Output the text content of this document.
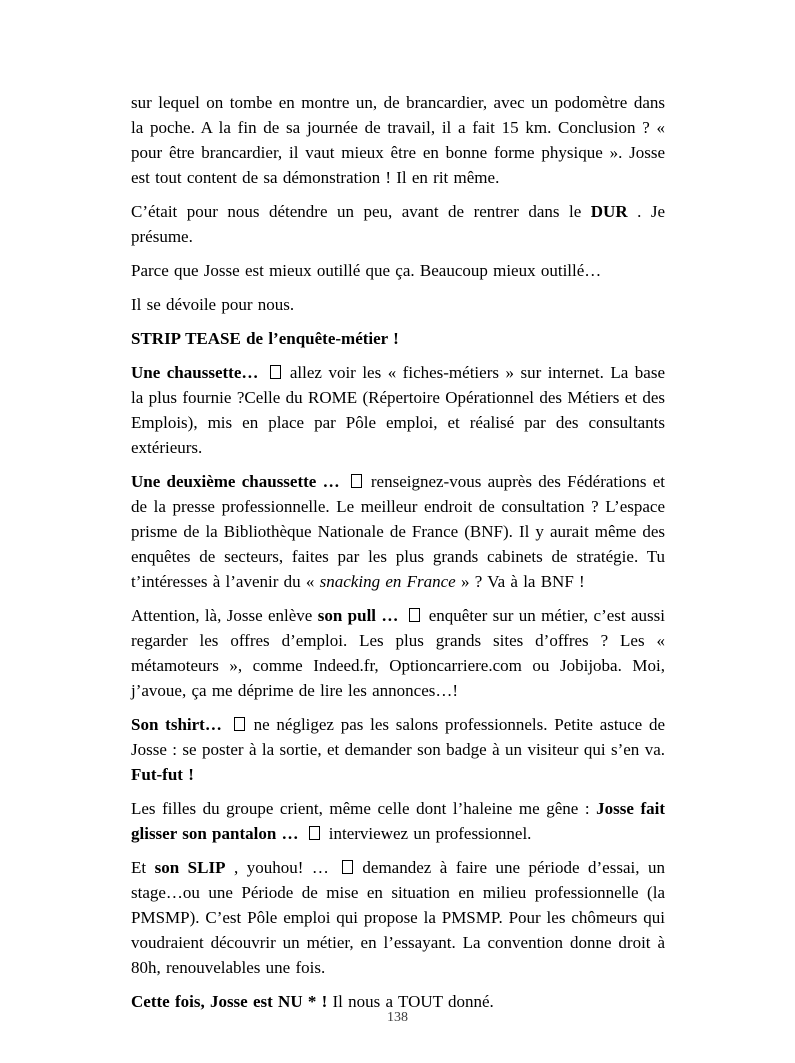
sur lequel on tombe en montre un, de brancardier, avec un podomètre dans la poche. A la fin de sa journée de travail, il a fait 15 km. Conclusion ? « pour être brancardier, il vaut mieux être en bonne forme physique ». Josse est tout content de sa démonstration ! Il en rit même.

C’était pour nous détendre un peu, avant de rentrer dans le DUR . Je présume.

Parce que Josse est mieux outillé que ça. Beaucoup mieux outillé…

Il se dévoile pour nous.

STRIP TEASE de l’enquête-métier !

Une chaussette… allez voir les « fiches-métiers » sur internet. La base la plus fournie ?Celle du ROME (Répertoire Opérationnel des Métiers et des Emplois), mis en place par Pôle emploi, et réalisé par des consultants extérieurs.

Une deuxième chaussette … renseignez-vous auprès des Fédérations et de la presse professionnelle. Le meilleur endroit de consultation ? L’espace prisme de la Bibliothèque Nationale de France (BNF). Il y aurait même des enquêtes de secteurs, faites par les plus grands cabinets de stratégie. Tu t’intéresses à l’avenir du « snacking en France » ? Va à la BNF !

Attention, là, Josse enlève son pull … enquêter sur un métier, c’est aussi regarder les offres d’emploi. Les plus grands sites d’offres ? Les « métamoteurs », comme Indeed.fr, Optioncarriere.com ou Jobijoba. Moi, j’avoue, ça me déprime de lire les annonces…!

Son tshirt… ne négligez pas les salons professionnels. Petite astuce de Josse : se poster à la sortie, et demander son badge à un visiteur qui s’en va. Fut-fut !

Les filles du groupe crient, même celle dont l’haleine me gêne : Josse fait glisser son pantalon … interviewez un professionnel.

Et son SLIP , youhou! … demandez à faire une période d’essai, un stage…ou une Période de mise en situation en milieu professionnelle (la PMSMP). C’est Pôle emploi qui propose la PMSMP. Pour les chômeurs qui voudraient découvrir un métier, en l’essayant. La convention donne droit à 80h, renouvelables une fois.

Cette fois, Josse est NU * ! Il nous a TOUT donné.

138
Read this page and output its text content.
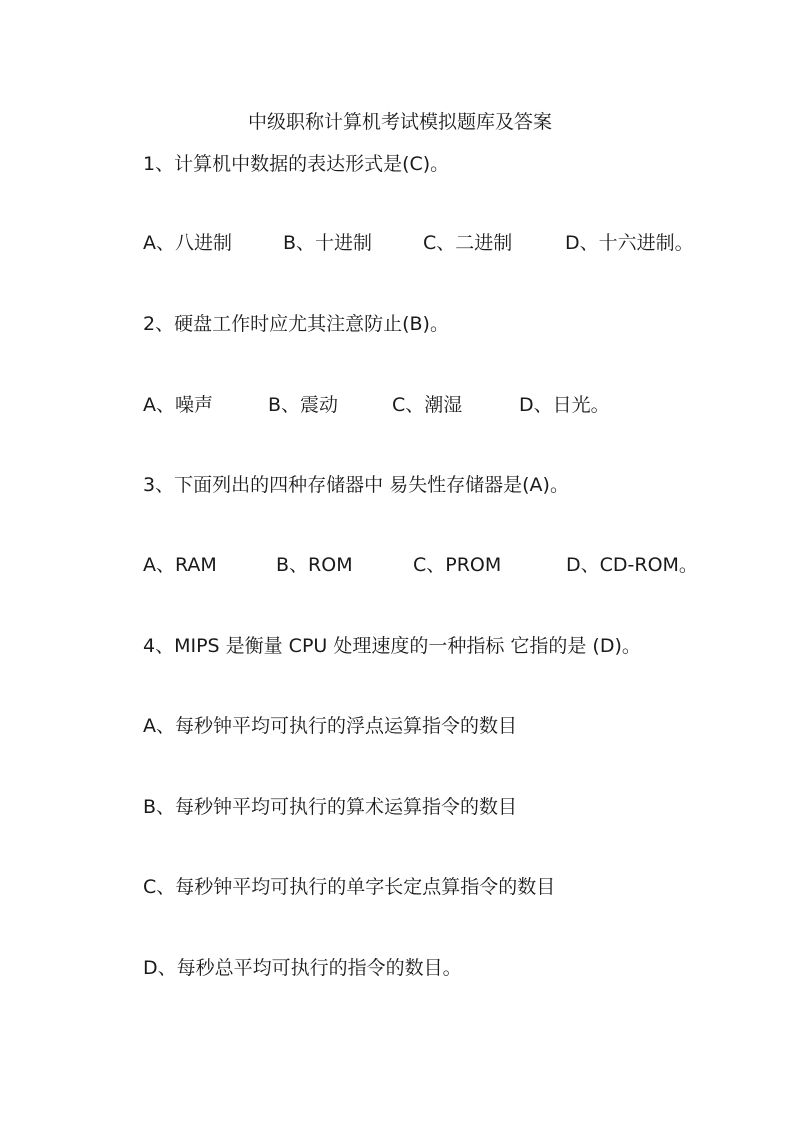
中级职称计算机考试模拟题库及答案
1、计算机中数据的表达形式是(C)。
A、八进制	B、十进制	C、二进制	D、十六进制。
2、硬盘工作时应尤其注意防止(B)。
A、噪声	B、震动	C、潮湿	D、日光。
3、下面列出的四种存储器中 易失性存储器是(A)。
A、RAM	B、ROM	C、PROM	D、CD-ROM。
4、MIPS 是衡量 CPU 处理速度的一种指标 它指的是 (D)。
A、每秒钟平均可执行的浮点运算指令的数目
B、每秒钟平均可执行的算术运算指令的数目
C、每秒钟平均可执行的单字长定点算指令的数目
D、每秒总平均可执行的指令的数目。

*****

# WHAT TO WORK ON:
Retype each entry precisely. Skip images entirely.

# RESPONSE FOR THIS EXERCISE:
Output the text content of this document.
sur lequel on tombe en montre un, de brancardier, avec un podomètre dans la poche. A la fin de sa journée de travail, il a fait 15 km. Conclusion ? « pour être brancardier, il vaut mieux être en bonne forme physique ». Josse est tout content de sa démonstration ! Il en rit même.

C’était pour nous détendre un peu, avant de rentrer dans le DUR . Je présume.

Parce que Josse est mieux outillé que ça. Beaucoup mieux outillé…

Il se dévoile pour nous.

STRIP TEASE de l’enquête-métier !

Une chaussette… allez voir les « fiches-métiers » sur internet. La base la plus fournie ?Celle du ROME (Répertoire Opérationnel des Métiers et des Emplois), mis en place par Pôle emploi, et réalisé par des consultants extérieurs.

Une deuxième chaussette … renseignez-vous auprès des Fédérations et de la presse professionnelle. Le meilleur endroit de consultation ? L’espace prisme de la Bibliothèque Nationale de France (BNF). Il y aurait même des enquêtes de secteurs, faites par les plus grands cabinets de stratégie. Tu t’intéresses à l’avenir du « snacking en France » ? Va à la BNF !

Attention, là, Josse enlève son pull … enquêter sur un métier, c’est aussi regarder les offres d’emploi. Les plus grands sites d’offres ? Les « métamoteurs », comme Indeed.fr, Optioncarriere.com ou Jobijoba. Moi, j’avoue, ça me déprime de lire les annonces…!

Son tshirt… ne négligez pas les salons professionnels. Petite astuce de Josse : se poster à la sortie, et demander son badge à un visiteur qui s’en va. Fut-fut !

Les filles du groupe crient, même celle dont l’haleine me gêne : Josse fait glisser son pantalon … interviewez un professionnel.

Et son SLIP , youhou! … demandez à faire une période d’essai, un stage…ou une Période de mise en situation en milieu professionnelle (la PMSMP). C’est Pôle emploi qui propose la PMSMP. Pour les chômeurs qui voudraient découvrir un métier, en l’essayant. La convention donne droit à 80h, renouvelables une fois.

Cette fois, Josse est NU * ! Il nous a TOUT donné.

138
Read this page and output its text content.
中级职称计算机考试模拟题库及答案
1、计算机中数据的表达形式是(C)。
A、八进制	B、十进制	C、二进制	D、十六进制。
2、硬盘工作时应尤其注意防止(B)。
A、噪声	B、震动	C、潮湿	D、日光。
3、下面列出的四种存储器中 易失性存储器是(A)。
A、RAM	B、ROM	C、PROM	D、CD-ROM。
4、MIPS 是衡量 CPU 处理速度的一种指标 它指的是 (D)。
A、每秒钟平均可执行的浮点运算指令的数目
B、每秒钟平均可执行的算术运算指令的数目
C、每秒钟平均可执行的单字长定点算指令的数目
D、每秒总平均可执行的指令的数目。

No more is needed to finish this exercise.